Copy the material that follows word for word and omit its pictures.

** Start of Listing **

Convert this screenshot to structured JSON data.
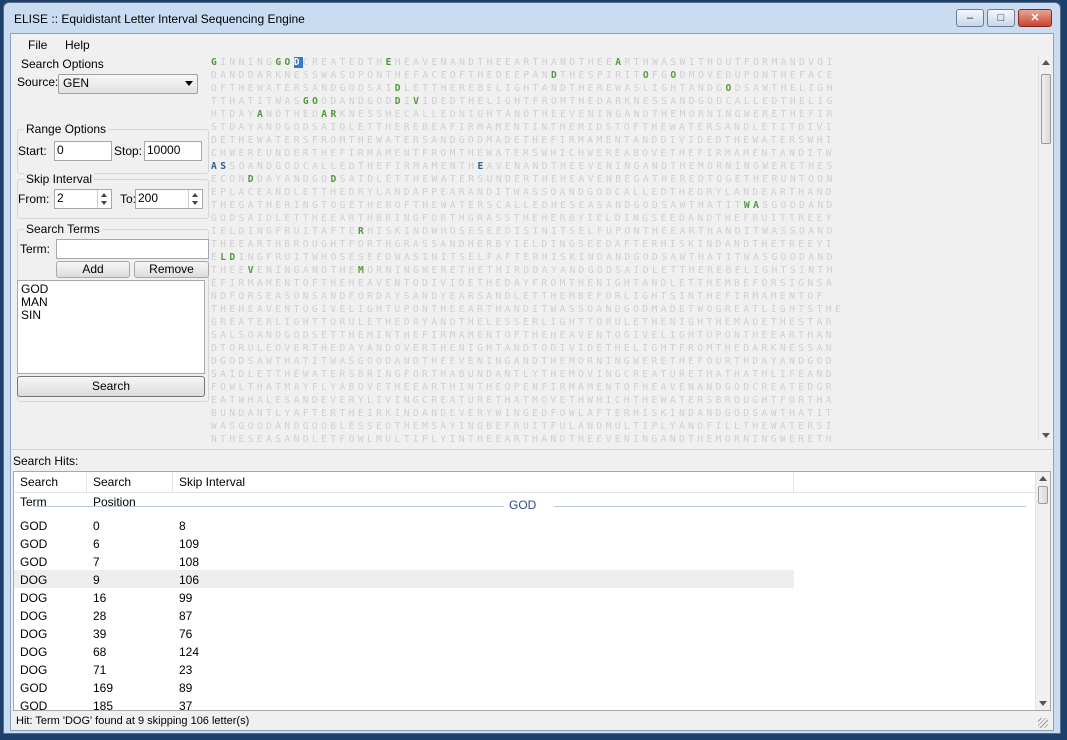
{
  "window": {
    "title": "ELISE :: Equidistant Letter Interval Sequencing Engine"
  },
  "menu": {
    "file": "File",
    "help": "Help"
  },
  "search_options": {
    "label": "Search Options",
    "source_label": "Source:",
    "source_value": "GEN"
  },
  "range_options": {
    "label": "Range Options",
    "start_label": "Start:",
    "start_value": "0",
    "stop_label": "Stop:",
    "stop_value": "10000"
  },
  "skip_interval": {
    "label": "Skip Interval",
    "from_label": "From:",
    "from_value": "2",
    "to_label": "To:",
    "to_value": "200"
  },
  "search_terms": {
    "label": "Search Terms",
    "term_label": "Term:",
    "term_value": "",
    "add_label": "Add",
    "remove_label": "Remove",
    "terms": [
      "GOD",
      "MAN",
      "SIN"
    ],
    "search_label": "Search"
  },
  "letter_grid": {
    "colors": {
      "normal": "#c8c8c8",
      "hit_green": "#4f9a3c",
      "hit_blue": "#2f5d8a",
      "selected_bg": "#3a78c8"
    },
    "rows": [
      "GINNINGGODCREATEDTHEHEAVENANDTHEEARTHANDTHEEARTHWASWITHOUTFORMANDVOI",
      "DANDDARKNESSWASUPONTHEFACEOFTHEDEEPANDTHESPIRITOFGODMOVEDUPONTHEFACE",
      "OFTHEWATERSANDGODSAIDLETTHEREBELIGHTANDTHEREWASLIGHTANDGODSAWTHELIGH",
      "TTHATITWASGOODANDGODDIVIDEDTHELIGHTFROMTHEDARKNESSANDGODCALLEDTHELIG",
      "HTDAYANDTHEDARKNESSHECALLEDNIGHTANDTHEEVENINGANDTHEMORNINGWERETHEFIR",
      "STDAYANDGODSAIDLETTHEREBEAFIRMAMENTINTHEMIDSTOFTHEWATERSANDLETITDIVI",
      "DETHEWATERSFROMTHEWATERSANDGODMADETHEFIRMAMENTANDDIVIDEDTHEWATERSWHI",
      "CHWEREUNDERTHEFIRMAMENTFROMTHEWATERSWHICHWEREABOVETHEFIRMAMENTANDITW",
      "ASSOANDGODCALLEDTHEFIRMAMENTHEAVENANDTHEEVENINGANDTHEMORNINGWERETHES",
      "ECONDDAYANDGODSAIDLETTHEWATERSUNDERTHEHEAVENBEGATHEREDTOGETHERUNTOON",
      "EPLACEANDLETTHEDRYLANDAPPEARANDITWASSOANDGODCALLEDTHEDRYLANDEARTHAND",
      "THEGATHERINGTOGETHEROFTHEWATERSCALLEDHESEASANDGODSAWTHATITWASGOODAND",
      "GODSAIDLETTHEEARTHBRINGFORTHGRASSTHEHERBYIELDINGSEEDANDTHEFRUITTREEY",
      "IELDINGFRUITAFTERHISKINDWHOSESEEDISINITSELFUPONTHEEARTHANDITWASSOAND",
      "THEEARTHBROUGHTFORTHGRASSANDHERBYIELDINGSEEDAFTERHISKINDANDTHETREEYI",
      "ELDINGFRUITWHOSESEEDWASINITSELFAFTERHISKINDANDGODSAWTHATITWASGOODAND",
      "THEEVENINGANDTHEMORNINGWERETHETHIRDDAYANDGODSAIDLETTHEREBELIGHTSINTH",
      "EFIRMAMENTOFTHEHEAVENTODIVIDETHEDAYFROMTHENIGHTANDLETTHEMBEFORSIGNSA",
      "NDFORSEASONSANDFORDAYSANDYEARSANDLETTHEMBEFORLIGHTSINTHEFIRMAMENTOF",
      "THEHEAVENTOGIVELIGHTUPONTHEEARTHANDITWASSOANDGODMADETWOGREATLIGHTSTHE",
      "GREATERLIGHTTORULETHEDAYANDTHELESSERLIGHTTORULETHENIGHTHEMADETHESTAR",
      "SALSOANDGODSETTHEMINTHEFIRMAMENTOFTHEHEAVENTOGIVELIGHTUPONTHEEARTHAN",
      "DTORULEOVERTHEDAYANDOVERTHENIGHTANDTODIVIDETHELIGHTFROMTHEDARKNESSAN",
      "DGODSAWTHATITWASGOODANDTHEEVENINGANDTHEMORNINGWERETHEFOURTHDAYANDGOD",
      "SAIDLETTHEWATERSBRINGFORTHABUNDANTLYTHEMOVINGCREATURETHATHATHLIFEAND",
      "FOWLTHATMAYFLYABOVETHEEARTHINTHEOPENFIRMAMENTOFHEAVENANDGODCREATEDGR",
      "EATWHALESANDEVERYLIVINGCREATURETHATMOVETHWHICHTHEWATERSBROUGHTFORTHA",
      "BUNDANTLYAFTERTHEIRKINDANDEVERYWINGEDFOWLAFTERHISKINDANDGODSAWTHATIT",
      "WASGOODANDGODBLESSEDTHEMSAYINGBEFRUITFULANDMULTIPLYANDFILLTHEWATERSI",
      "NTHESEASANDLETFOWLMULTIPLYINTHEEARTHANDTHEEVENINGANDTHEMORNINGWERETH"
    ]
  },
  "hits": {
    "title": "Search Hits:",
    "columns": [
      "Search Term",
      "Search Position",
      "Skip Interval"
    ],
    "group_label": "GOD",
    "rows": [
      {
        "term": "GOD",
        "position": "0",
        "skip": "8"
      },
      {
        "term": "GOD",
        "position": "6",
        "skip": "109"
      },
      {
        "term": "GOD",
        "position": "7",
        "skip": "108"
      },
      {
        "term": "DOG",
        "position": "9",
        "skip": "106"
      },
      {
        "term": "DOG",
        "position": "16",
        "skip": "99"
      },
      {
        "term": "DOG",
        "position": "28",
        "skip": "87"
      },
      {
        "term": "DOG",
        "position": "39",
        "skip": "76"
      },
      {
        "term": "DOG",
        "position": "68",
        "skip": "124"
      },
      {
        "term": "DOG",
        "position": "71",
        "skip": "23"
      },
      {
        "term": "GOD",
        "position": "169",
        "skip": "89"
      },
      {
        "term": "GOD",
        "position": "185",
        "skip": "37"
      }
    ]
  },
  "status": {
    "text": "Hit: Term 'DOG' found at 9 skipping 106 letter(s)"
  }
}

** End of Listing **

Solved problem →
Convert this screenshot to structured JSON data.
{
  "window": {
    "title": "ELISE :: Equidistant Letter Interval Sequencing Engine"
  },
  "menu": {
    "file": "File",
    "help": "Help"
  },
  "search_options": {
    "label": "Search Options",
    "source_label": "Source:",
    "source_value": "GEN"
  },
  "range_options": {
    "label": "Range Options",
    "start_label": "Start:",
    "start_value": "0",
    "stop_label": "Stop:",
    "stop_value": "10000"
  },
  "skip_interval": {
    "label": "Skip Interval",
    "from_label": "From:",
    "from_value": "2",
    "to_label": "To:",
    "to_value": "200"
  },
  "search_terms": {
    "label": "Search Terms",
    "term_label": "Term:",
    "term_value": "",
    "add_label": "Add",
    "remove_label": "Remove",
    "terms": [
      "GOD",
      "MAN",
      "SIN"
    ],
    "search_label": "Search"
  },
  "letter_grid": {
    "colors": {
      "normal": "#c8c8c8",
      "hit_green": "#4f9a3c",
      "hit_blue": "#2f5d8a",
      "selected_bg": "#3a78c8"
    },
    "rows": [
      "GINNINGGODCREATEDTHEHEAVENANDTHEEARTHANDTHEEARTHWASWITHOUTFORMANDVOI",
      "DANDDARKNESSWASUPONTHEFACEOFTHEDEEPANDTHESPIRITOFGODMOVEDUPONTHEFACE",
      "OFTHEWATERSANDGODSAIDLETTHEREBELIGHTANDTHEREWASLIGHTANDGODSAWTHELIGH",
      "TTHATITWASGOODANDGODDIVIDEDTHELIGHTFROMTHEDARKNESSANDGODCALLEDTHELIG",
      "HTDAYANDTHEDARKNESSHECALLEDNIGHTANDTHEEVENINGANDTHEMORNINGWERETHEFIR",
      "STDAYANDGODSAIDLETTHEREBEAFIRMAMENTINTHEMIDSTOFTHEWATERSANDLETITDIVI",
      "DETHEWATERSFROMTHEWATERSANDGODMADETHEFIRMAMENTANDDIVIDEDTHEWATERSWHI",
      "CHWEREUNDERTHEFIRMAMENTFROMTHEWATERSWHICHWEREABOVETHEFIRMAMENTANDITW",
      "ASSOANDGODCALLEDTHEFIRMAMENTHEAVENANDTHEEVENINGANDTHEMORNINGWERETHES",
      "ECONDDAYANDGODSAIDLETTHEWATERSUNDERTHEHEAVENBEGATHEREDTOGETHERUNTOON",
      "EPLACEANDLETTHEDRYLANDAPPEARANDITWASSOANDGODCALLEDTHEDRYLANDEARTHAND",
      "THEGATHERINGTOGETHEROFTHEWATERSCALLEDHESEASANDGODSAWTHATITWASGOODAND",
      "GODSAIDLETTHEEARTHBRINGFORTHGRASSTHEHERBYIELDINGSEEDANDTHEFRUITTREEY",
      "IELDINGFRUITAFTERHISKINDWHOSESEEDISINITSELFUPONTHEEARTHANDITWASSOAND",
      "THEEARTHBROUGHTFORTHGRASSANDHERBYIELDINGSEEDAFTERHISKINDANDTHETREEYI",
      "ELDINGFRUITWHOSESEEDWASINITSELFAFTERHISKINDANDGODSAWTHATITWASGOODAND",
      "THEEVENINGANDTHEMORNINGWERETHETHIRDDAYANDGODSAIDLETTHEREBELIGHTSINTH",
      "EFIRMAMENTOFTHEHEAVENTODIVIDETHEDAYFROMTHENIGHTANDLETTHEMBEFORSIGNSA",
      "NDFORSEASONSANDFORDAYSANDYEARSANDLETTHEMBEFORLIGHTSINTHEFIRMAMENTOF",
      "THEHEAVENTOGIVELIGHTUPONTHEEARTHANDITWASSOANDGODMADETWOGREATLIGHTSTHE",
      "GREATERLIGHTTORULETHEDAYANDTHELESSERLIGHTTORULETHENIGHTHEMADETHESTAR",
      "SALSOANDGODSETTHEMINTHEFIRMAMENTOFTHEHEAVENTOGIVELIGHTUPONTHEEARTHAN",
      "DTORULEOVERTHEDAYANDOVERTHENIGHTANDTODIVIDETHELIGHTFROMTHEDARKNESSAN",
      "DGODSAWTHATITWASGOODANDTHEEVENINGANDTHEMORNINGWERETHEFOURTHDAYANDGOD",
      "SAIDLETTHEWATERSBRINGFORTHABUNDANTLYTHEMOVINGCREATURETHATHATHLIFEAND",
      "FOWLTHATMAYFLYABOVETHEEARTHINTHEOPENFIRMAMENTOFHEAVENANDGODCREATEDGR",
      "EATWHALESANDEVERYLIVINGCREATURETHATMOVETHWHICHTHEWATERSBROUGHTFORTHA",
      "BUNDANTLYAFTERTHEIRKINDANDEVERYWINGEDFOWLAFTERHISKINDANDGODSAWTHATIT",
      "WASGOODANDGODBLESSEDTHEMSAYINGBEFRUITFULANDMULTIPLYANDFILLTHEWATERSI",
      "NTHESEASANDLETFOWLMULTIPLYINTHEEARTHANDTHEEVENINGANDTHEMORNINGWERETH"
    ]
  },
  "hits": {
    "title": "Search Hits:",
    "columns": [
      "Search Term",
      "Search Position",
      "Skip Interval"
    ],
    "group_label": "GOD",
    "rows": [
      {
        "term": "GOD",
        "position": "0",
        "skip": "8"
      },
      {
        "term": "GOD",
        "position": "6",
        "skip": "109"
      },
      {
        "term": "GOD",
        "position": "7",
        "skip": "108"
      },
      {
        "term": "DOG",
        "position": "9",
        "skip": "106"
      },
      {
        "term": "DOG",
        "position": "16",
        "skip": "99"
      },
      {
        "term": "DOG",
        "position": "28",
        "skip": "87"
      },
      {
        "term": "DOG",
        "position": "39",
        "skip": "76"
      },
      {
        "term": "DOG",
        "position": "68",
        "skip": "124"
      },
      {
        "term": "DOG",
        "position": "71",
        "skip": "23"
      },
      {
        "term": "GOD",
        "position": "169",
        "skip": "89"
      },
      {
        "term": "GOD",
        "position": "185",
        "skip": "37"
      }
    ]
  },
  "status": {
    "text": "Hit: Term 'DOG' found at 9 skipping 106 letter(s)"
  }
}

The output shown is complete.